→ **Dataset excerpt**
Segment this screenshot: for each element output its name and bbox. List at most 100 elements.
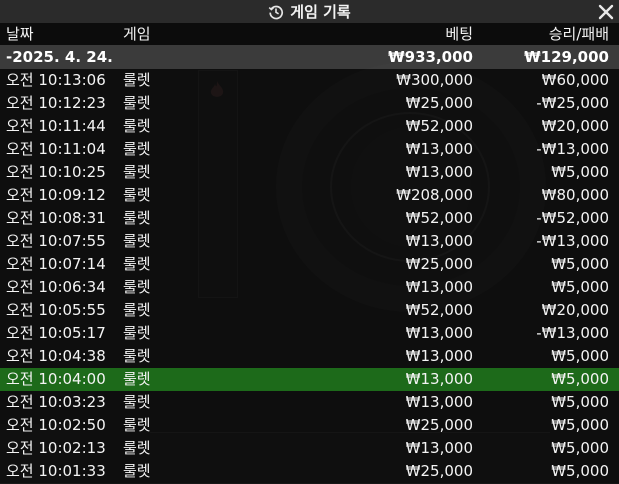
- row-bet: ₩13,000: [405, 347, 473, 365]
- page-title: 게임 기록: [290, 3, 351, 21]
- table-row[interactable]: 오전 10:08:31 룰렛 ₩52,000 -₩52,000: [0, 207, 619, 230]
- row-result: ₩5,000: [551, 416, 609, 434]
- row-time: 오전 10:07:55: [6, 232, 106, 250]
- summary-date: -2025. 4. 24.: [6, 48, 113, 66]
- row-result: -₩13,000: [536, 140, 609, 158]
- table-row[interactable]: 오전 10:11:44 룰렛 ₩52,000 ₩20,000: [0, 115, 619, 138]
- row-game: 룰렛: [123, 117, 151, 135]
- row-result: ₩5,000: [551, 347, 609, 365]
- row-time: 오전 10:11:44: [6, 117, 106, 135]
- row-bet: ₩25,000: [405, 255, 473, 273]
- row-time: 오전 10:11:04: [6, 140, 106, 158]
- summary-result-total: ₩129,000: [524, 48, 609, 66]
- row-result: ₩5,000: [551, 255, 609, 273]
- table-row[interactable]: 오전 10:11:04 룰렛 ₩13,000 -₩13,000: [0, 138, 619, 161]
- table-row[interactable]: 오전 10:05:55 룰렛 ₩52,000 ₩20,000: [0, 299, 619, 322]
- row-bet: ₩13,000: [405, 393, 473, 411]
- row-time: 오전 10:09:12: [6, 186, 106, 204]
- table-row[interactable]: 오전 10:02:50 룰렛 ₩25,000 ₩5,000: [0, 414, 619, 437]
- title-group: 게임 기록: [268, 1, 351, 22]
- date-summary-row[interactable]: -2025. 4. 24. ₩933,000 ₩129,000: [0, 45, 619, 69]
- row-bet: ₩13,000: [405, 324, 473, 342]
- row-result: -₩52,000: [536, 209, 609, 227]
- row-time: 오전 10:04:00: [6, 370, 106, 388]
- row-result: ₩5,000: [551, 278, 609, 296]
- row-result: ₩20,000: [541, 117, 609, 135]
- row-result: ₩5,000: [551, 163, 609, 181]
- row-game: 룰렛: [123, 186, 151, 204]
- row-result: -₩13,000: [536, 324, 609, 342]
- row-time: 오전 10:03:23: [6, 393, 106, 411]
- table-row[interactable]: 오전 10:10:25 룰렛 ₩13,000 ₩5,000: [0, 161, 619, 184]
- close-button[interactable]: [595, 0, 617, 23]
- row-result: ₩5,000: [551, 439, 609, 457]
- table-row[interactable]: 오전 10:02:13 룰렛 ₩13,000 ₩5,000: [0, 437, 619, 460]
- row-bet: ₩25,000: [405, 416, 473, 434]
- row-time: 오전 10:05:17: [6, 324, 106, 342]
- row-time: 오전 10:12:23: [6, 94, 106, 112]
- table-row[interactable]: 오전 10:04:00 룰렛 ₩13,000 ₩5,000: [0, 368, 619, 391]
- row-game: 룰렛: [123, 324, 151, 342]
- row-game: 룰렛: [123, 301, 151, 319]
- table-row[interactable]: 오전 10:04:38 룰렛 ₩13,000 ₩5,000: [0, 345, 619, 368]
- row-result: ₩80,000: [541, 186, 609, 204]
- summary-bet-total: ₩933,000: [388, 48, 473, 66]
- column-header-result: 승리/패배: [548, 25, 609, 43]
- column-header-bet: 베팅: [445, 25, 473, 43]
- row-game: 룰렛: [123, 232, 151, 250]
- row-game: 룰렛: [123, 255, 151, 273]
- row-result: ₩20,000: [541, 301, 609, 319]
- row-game: 룰렛: [123, 370, 151, 388]
- table-row[interactable]: 오전 10:07:14 룰렛 ₩25,000 ₩5,000: [0, 253, 619, 276]
- row-time: 오전 10:02:50: [6, 416, 106, 434]
- row-game: 룰렛: [123, 347, 151, 365]
- row-bet: ₩13,000: [405, 232, 473, 250]
- row-game: 룰렛: [123, 94, 151, 112]
- table-row[interactable]: 오전 10:03:23 룰렛 ₩13,000 ₩5,000: [0, 391, 619, 414]
- row-time: 오전 10:04:38: [6, 347, 106, 365]
- table-row[interactable]: 오전 10:13:06 룰렛 ₩300,000 ₩60,000: [0, 69, 619, 92]
- row-bet: ₩13,000: [405, 163, 473, 181]
- row-bet: ₩25,000: [405, 94, 473, 112]
- row-game: 룰렛: [123, 462, 151, 480]
- row-bet: ₩52,000: [405, 301, 473, 319]
- row-result: ₩5,000: [551, 370, 609, 388]
- row-time: 오전 10:05:55: [6, 301, 106, 319]
- row-bet: ₩13,000: [405, 370, 473, 388]
- table-row[interactable]: 오전 10:09:12 룰렛 ₩208,000 ₩80,000: [0, 184, 619, 207]
- row-result: ₩60,000: [541, 71, 609, 89]
- table-row[interactable]: 오전 10:07:55 룰렛 ₩13,000 -₩13,000: [0, 230, 619, 253]
- row-time: 오전 10:06:34: [6, 278, 106, 296]
- row-game: 룰렛: [123, 163, 151, 181]
- column-header-date: 날짜: [6, 25, 34, 43]
- row-bet: ₩13,000: [405, 140, 473, 158]
- close-icon: [598, 4, 614, 19]
- row-result: ₩5,000: [551, 393, 609, 411]
- row-game: 룰렛: [123, 278, 151, 296]
- row-time: 오전 10:02:13: [6, 439, 106, 457]
- column-header-game: 게임: [123, 25, 151, 43]
- row-bet: ₩25,000: [405, 462, 473, 480]
- row-bet: ₩52,000: [405, 209, 473, 227]
- row-result: -₩13,000: [536, 232, 609, 250]
- row-game: 룰렛: [123, 416, 151, 434]
- row-game: 룰렛: [123, 140, 151, 158]
- row-result: ₩5,000: [551, 462, 609, 480]
- row-bet: ₩13,000: [405, 278, 473, 296]
- row-time: 오전 10:10:25: [6, 163, 106, 181]
- table-row[interactable]: 오전 10:12:23 룰렛 ₩25,000 -₩25,000: [0, 92, 619, 115]
- table-row[interactable]: 오전 10:01:33 룰렛 ₩25,000 ₩5,000: [0, 460, 619, 483]
- row-result: -₩25,000: [536, 94, 609, 112]
- row-bet: ₩52,000: [405, 117, 473, 135]
- history-list: 오전 10:13:06 룰렛 ₩300,000 ₩60,000 오전 10:12:23 룰…: [0, 69, 619, 483]
- history-title-bar: 게임 기록: [0, 0, 619, 23]
- row-game: 룰렛: [123, 393, 151, 411]
- row-game: 룰렛: [123, 71, 151, 89]
- row-game: 룰렛: [123, 439, 151, 457]
- row-time: 오전 10:13:06: [6, 71, 106, 89]
- row-bet: ₩13,000: [405, 439, 473, 457]
- row-bet: ₩300,000: [396, 71, 473, 89]
- table-row[interactable]: 오전 10:05:17 룰렛 ₩13,000 -₩13,000: [0, 322, 619, 345]
- table-row[interactable]: 오전 10:06:34 룰렛 ₩13,000 ₩5,000: [0, 276, 619, 299]
- row-bet: ₩208,000: [396, 186, 473, 204]
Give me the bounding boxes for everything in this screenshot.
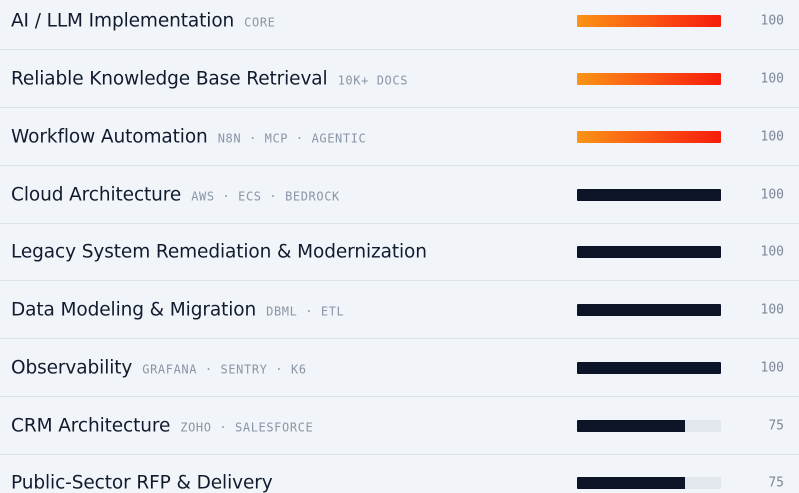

→ **WHAT THE TASK REQUIRES**
Return, unchanged, the stretch of lines from the one containing "- row-bet: ₩13,000: [405, 347, 473, 365]" through the one containing "- table-row[interactable]: 오전 10:02:13", including both of those lines.

→ **THE RESPONSE**
- row-bet: ₩13,000: [405, 347, 473, 365]
- page-title: 게임 기록: [290, 3, 351, 21]
- table-row[interactable]: 오전 10:08:31 룰렛 ₩52,000 -₩52,000: [0, 207, 619, 230]
- row-result: ₩5,000: [551, 416, 609, 434]
- row-time: 오전 10:07:55: [6, 232, 106, 250]
- summary-date: -2025. 4. 24.: [6, 48, 113, 66]
- row-result: -₩13,000: [536, 140, 609, 158]
- table-row[interactable]: 오전 10:11:44 룰렛 ₩52,000 ₩20,000: [0, 115, 619, 138]
- row-game: 룰렛: [123, 117, 151, 135]
- row-result: ₩5,000: [551, 347, 609, 365]
- row-time: 오전 10:11:44: [6, 117, 106, 135]
- row-bet: ₩25,000: [405, 255, 473, 273]
- row-time: 오전 10:11:04: [6, 140, 106, 158]
- summary-result-total: ₩129,000: [524, 48, 609, 66]
- row-result: ₩5,000: [551, 255, 609, 273]
- table-row[interactable]: 오전 10:11:04 룰렛 ₩13,000 -₩13,000: [0, 138, 619, 161]
- table-row[interactable]: 오전 10:05:55 룰렛 ₩52,000 ₩20,000: [0, 299, 619, 322]
- row-bet: ₩13,000: [405, 393, 473, 411]
- row-time: 오전 10:09:12: [6, 186, 106, 204]
- table-row[interactable]: 오전 10:02:50 룰렛 ₩25,000 ₩5,000: [0, 414, 619, 437]
- title-group: 게임 기록: [268, 1, 351, 22]
- date-summary-row[interactable]: -2025. 4. 24. ₩933,000 ₩129,000: [0, 45, 619, 69]
- row-bet: ₩13,000: [405, 324, 473, 342]
- row-result: -₩52,000: [536, 209, 609, 227]
- row-time: 오전 10:04:00: [6, 370, 106, 388]
- row-result: ₩5,000: [551, 278, 609, 296]
- row-result: ₩20,000: [541, 117, 609, 135]
- row-result: ₩5,000: [551, 163, 609, 181]
- row-game: 룰렛: [123, 186, 151, 204]
- row-result: -₩13,000: [536, 324, 609, 342]
- row-time: 오전 10:03:23: [6, 393, 106, 411]
- table-row[interactable]: 오전 10:10:25 룰렛 ₩13,000 ₩5,000: [0, 161, 619, 184]
- close-button[interactable]: [595, 0, 617, 23]
- row-result: ₩5,000: [551, 439, 609, 457]
- table-row[interactable]: 오전 10:02:13 룰렛 ₩13,000 ₩5,000: [0, 437, 619, 460]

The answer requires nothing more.